• Input for this task:
********************
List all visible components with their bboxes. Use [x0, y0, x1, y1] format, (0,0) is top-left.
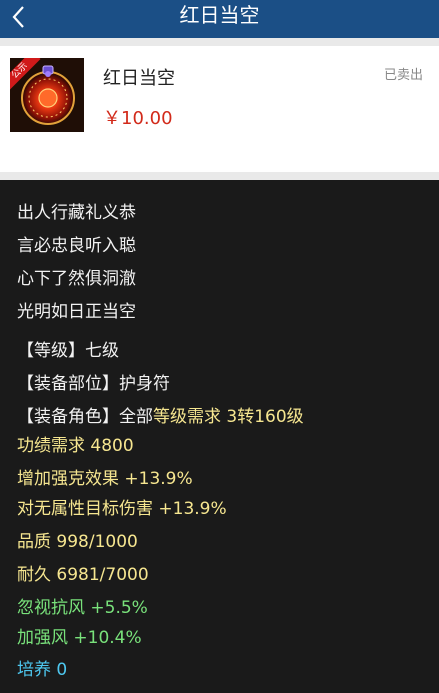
poem-line: 光明如日正当空 — [17, 302, 136, 322]
green-stat-line: 忽视抗风 +5.5% — [17, 598, 148, 618]
role-line: 【装备角色】全部等级需求 3转160级 — [17, 406, 304, 428]
poem-line: 言必忠良听入聪 — [17, 236, 136, 256]
item-thumbnail[interactable]: 公示 — [10, 58, 84, 132]
poem-line: 心下了然俱洞澈 — [17, 269, 136, 289]
durability-text: 耐久 6981/7000 — [17, 565, 149, 585]
cultivation-text: 培养 0 — [17, 660, 68, 680]
item-description-panel: 出人行藏礼义恭 言必忠良听入聪 心下了然俱洞澈 光明如日正当空 【等级】七级 【… — [0, 180, 439, 693]
top-bar: 红日当空 — [0, 0, 439, 38]
quality-text: 品质 998/1000 — [17, 532, 138, 552]
level-text: 【等级】七级 — [17, 341, 119, 361]
merit-requirement: 功绩需求 4800 — [17, 436, 134, 456]
item-price: ￥10.00 — [103, 108, 173, 129]
green-stat-line: 加强风 +10.4% — [17, 628, 142, 648]
level-requirement: 等级需求 3转160级 — [153, 407, 304, 427]
sold-status: 已卖出 — [383, 68, 423, 83]
role-text: 【装备角色】全部 — [17, 407, 153, 427]
poem-line: 出人行藏礼义恭 — [17, 203, 136, 223]
item-card[interactable]: 公示 红日当空 ￥10.00 已卖出 — [0, 46, 439, 172]
item-name: 红日当空 — [103, 68, 175, 89]
stat-line: 增加强克效果 +13.9% — [17, 469, 193, 489]
page-title: 红日当空 — [179, 3, 260, 27]
slot-text: 【装备部位】护身符 — [17, 374, 170, 394]
stat-line: 对无属性目标伤害 +13.9% — [17, 499, 227, 519]
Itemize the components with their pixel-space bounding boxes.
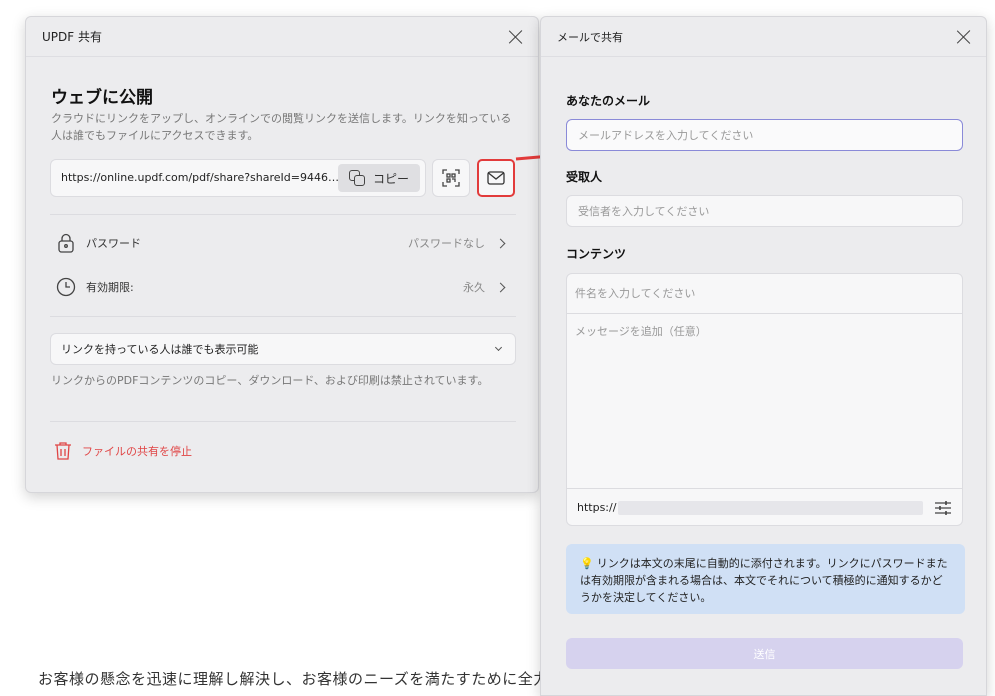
permission-note: リンクからのPDFコンテンツのコピー、ダウンロード、および印刷は禁止されています…	[51, 374, 489, 387]
your-email-label: あなたのメール	[566, 94, 651, 108]
trash-icon	[55, 442, 71, 460]
clock-icon	[54, 275, 78, 299]
email-share-button[interactable]	[477, 159, 515, 197]
copy-label: コピー	[372, 171, 409, 186]
publish-heading: ウェブに公開	[51, 88, 153, 108]
share-link-field[interactable]: https://online.updf.com/pdf/share?shareI…	[50, 159, 426, 197]
expiry-row[interactable]: 有効期限: 永久	[50, 272, 516, 302]
stop-sharing-button[interactable]: ファイルの共有を停止	[54, 441, 192, 461]
lightbulb-icon: 💡	[580, 557, 594, 570]
access-select[interactable]: リンクを持っている人は誰でも表示可能	[50, 333, 516, 365]
email-share-dialog: メールで共有 あなたのメール 受取人 コンテンツ https:// 💡リンクは本…	[540, 16, 987, 696]
copy-link-button[interactable]: コピー	[338, 164, 420, 192]
email-dialog-title: メールで共有	[557, 30, 623, 44]
mail-icon	[487, 171, 505, 185]
send-label: 送信	[753, 647, 776, 661]
tip-box: 💡 リンクは本文の末尾に自動的に添付されます。リンクにパスワードまたは有効期限が含…	[566, 544, 965, 614]
background-text: お客様の懸念を迅速に理解し解決し、お客様のニーズを満たすために全力	[38, 670, 549, 688]
password-value: パスワードなし	[408, 237, 485, 250]
recipient-input[interactable]	[566, 195, 963, 227]
email-dialog-close-icon[interactable]	[956, 29, 972, 45]
recipient-label: 受取人	[566, 170, 603, 184]
chevron-right-icon	[495, 238, 506, 248]
content-label: コンテンツ	[566, 247, 627, 261]
lock-icon	[54, 231, 78, 255]
share-dialog-title: UPDF 共有	[42, 30, 102, 44]
content-box: https://	[566, 273, 963, 526]
subject-input[interactable]	[567, 274, 962, 314]
access-select-value: リンクを持っている人は誰でも表示可能	[61, 343, 259, 356]
expiry-value: 永久	[463, 281, 485, 294]
email-dialog-titlebar: メールで共有	[541, 17, 986, 57]
publish-description: クラウドにリンクをアップし、オンラインでの閲覧リンクを送信します。リンクを知って…	[51, 112, 512, 142]
share-link-url[interactable]: https://online.updf.com/pdf/share?shareI…	[61, 171, 341, 184]
password-label: パスワード	[86, 237, 141, 250]
divider	[50, 214, 516, 215]
divider	[50, 421, 516, 422]
tip-text: リンクは本文の末尾に自動的に添付されます。リンクにパスワードまたは有効期限が含ま…	[580, 557, 948, 604]
copy-icon	[348, 170, 365, 186]
share-dialog-titlebar: UPDF 共有	[26, 17, 538, 57]
attached-link-redacted	[618, 500, 924, 515]
qr-code-button[interactable]	[432, 159, 470, 197]
attached-link-footer: https://	[567, 488, 962, 525]
send-button[interactable]: 送信	[566, 638, 963, 669]
attached-link-prefix: https://	[577, 501, 617, 514]
message-textarea[interactable]	[567, 314, 962, 488]
expiry-label: 有効期限:	[86, 281, 134, 294]
settings-sliders-icon[interactable]	[934, 500, 952, 516]
chevron-down-icon	[494, 343, 503, 352]
share-dialog-close-icon[interactable]	[508, 29, 524, 45]
share-dialog: UPDF 共有 ウェブに公開 クラウドにリンクをアップし、オンラインでの閲覧リン…	[25, 16, 539, 493]
divider	[50, 316, 516, 317]
qr-code-icon	[442, 169, 460, 187]
stop-sharing-label: ファイルの共有を停止	[82, 445, 192, 458]
your-email-input[interactable]	[566, 119, 963, 151]
password-row[interactable]: パスワード パスワードなし	[50, 228, 516, 258]
chevron-right-icon	[495, 282, 506, 292]
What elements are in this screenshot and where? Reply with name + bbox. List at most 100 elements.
********************
• Directions for this task: Switch every "button" in the data above to "control" and give all the lines again with nothing else changed. Leave the pictures out.

• Response:
List all visible components with their bboxes. Use [x0, y0, x1, y1] format, (0,0) is top-left.
poem-line: 光明如日正当空 — [17, 302, 136, 322]
green-stat-line: 忽视抗风 +5.5% — [17, 598, 148, 618]
role-line: 【装备角色】全部等级需求 3转160级 — [17, 406, 304, 428]
poem-line: 言必忠良听入聪 — [17, 236, 136, 256]
item-thumbnail[interactable]: 公示 — [10, 58, 84, 132]
poem-line: 心下了然俱洞澈 — [17, 269, 136, 289]
durability-text: 耐久 6981/7000 — [17, 565, 149, 585]
cultivation-text: 培养 0 — [17, 660, 68, 680]
item-description-panel: 出人行藏礼义恭 言必忠良听入聪 心下了然俱洞澈 光明如日正当空 【等级】七级 【… — [0, 180, 439, 693]
top-bar: 红日当空 — [0, 0, 439, 38]
quality-text: 品质 998/1000 — [17, 532, 138, 552]
level-text: 【等级】七级 — [17, 341, 119, 361]
merit-requirement: 功绩需求 4800 — [17, 436, 134, 456]
item-price: ￥10.00 — [103, 108, 173, 129]
green-stat-line: 加强风 +10.4% — [17, 628, 142, 648]
level-requirement: 等级需求 3转160级 — [153, 407, 304, 427]
sold-status: 已卖出 — [383, 68, 423, 83]
role-text: 【装备角色】全部 — [17, 407, 153, 427]
poem-line: 出人行藏礼义恭 — [17, 203, 136, 223]
item-card[interactable]: 公示 红日当空 ￥10.00 已卖出 — [0, 46, 439, 172]
item-name: 红日当空 — [103, 68, 175, 89]
stat-line: 增加强克效果 +13.9% — [17, 469, 193, 489]
page-title: 红日当空 — [179, 3, 260, 27]
slot-text: 【装备部位】护身符 — [17, 374, 170, 394]
stat-line: 对无属性目标伤害 +13.9% — [17, 499, 227, 519]
Itemize the components with their pixel-space bounding boxes.
permission-note: リンクからのPDFコンテンツのコピー、ダウンロード、および印刷は禁止されています…	[51, 374, 489, 387]
your-email-label: あなたのメール	[566, 94, 651, 108]
trash-icon	[55, 442, 71, 460]
clock-icon	[54, 275, 78, 299]
email-share-control[interactable]	[477, 159, 515, 197]
copy-label: コピー	[372, 171, 409, 186]
publish-heading: ウェブに公開	[51, 88, 153, 108]
share-link-field[interactable]: https://online.updf.com/pdf/share?shareI…	[50, 159, 426, 197]
expiry-row[interactable]: 有効期限: 永久	[50, 272, 516, 302]
stop-sharing-control[interactable]: ファイルの共有を停止	[54, 441, 192, 461]
lightbulb-icon: 💡	[580, 557, 594, 570]
access-select[interactable]: リンクを持っている人は誰でも表示可能	[50, 333, 516, 365]
email-share-dialog: メールで共有 あなたのメール 受取人 コンテンツ https:// 💡リンクは本…	[540, 16, 987, 696]
copy-link-control[interactable]: コピー	[338, 164, 420, 192]
email-dialog-title: メールで共有	[557, 30, 623, 44]
mail-icon	[487, 171, 505, 185]
send-label: 送信	[753, 647, 776, 661]
tip-box: 💡 リンクは本文の末尾に自動的に添付されます。リンクにパスワードまたは有効期限が含…	[566, 544, 965, 614]
background-text: お客様の懸念を迅速に理解し解決し、お客様のニーズを満たすために全力	[38, 670, 549, 688]
password-value: パスワードなし	[408, 237, 485, 250]
recipient-input[interactable]	[566, 195, 963, 227]
email-dialog-close-icon[interactable]	[956, 29, 972, 45]
recipient-label: 受取人	[566, 170, 603, 184]
chevron-right-icon	[495, 238, 506, 248]
content-label: コンテンツ	[566, 247, 627, 261]
lock-icon	[54, 231, 78, 255]
share-dialog-title: UPDF 共有	[42, 30, 102, 44]
content-box: https://	[566, 273, 963, 526]
subject-input[interactable]	[567, 274, 962, 314]
access-select-value: リンクを持っている人は誰でも表示可能	[61, 343, 259, 356]
expiry-value: 永久	[463, 281, 485, 294]
email-dialog-titlebar: メールで共有	[541, 17, 986, 57]
publish-description: クラウドにリンクをアップし、オンラインでの閲覧リンクを送信します。リンクを知って…	[51, 112, 512, 142]
share-link-url[interactable]: https://online.updf.com/pdf/share?shareI…	[61, 171, 341, 184]
password-label: パスワード	[86, 237, 141, 250]
divider	[50, 214, 516, 215]
divider	[50, 421, 516, 422]
tip-text: リンクは本文の末尾に自動的に添付されます。リンクにパスワードまたは有効期限が含ま…	[580, 557, 948, 604]
copy-icon	[348, 170, 365, 186]
share-dialog-titlebar: UPDF 共有	[26, 17, 538, 57]
attached-link-redacted	[618, 500, 924, 515]
qr-code-control[interactable]	[432, 159, 470, 197]
attached-link-footer: https://	[567, 488, 962, 525]
send-control[interactable]: 送信	[566, 638, 963, 669]
attached-link-prefix: https://	[577, 501, 617, 514]
message-textarea[interactable]	[567, 314, 962, 488]
expiry-label: 有効期限:	[86, 281, 134, 294]
settings-sliders-icon[interactable]	[934, 500, 952, 516]
chevron-down-icon	[494, 343, 503, 352]
share-dialog-close-icon[interactable]	[508, 29, 524, 45]
share-dialog: UPDF 共有 ウェブに公開 クラウドにリンクをアップし、オンラインでの閲覧リン…	[25, 16, 539, 493]
divider	[50, 316, 516, 317]
qr-code-icon	[442, 169, 460, 187]
stop-sharing-label: ファイルの共有を停止	[82, 445, 192, 458]
your-email-input[interactable]	[566, 119, 963, 151]
password-row[interactable]: パスワード パスワードなし	[50, 228, 516, 258]
chevron-right-icon	[495, 282, 506, 292]
What elements are in this screenshot and where? Reply with name + bbox. List at most 100 elements.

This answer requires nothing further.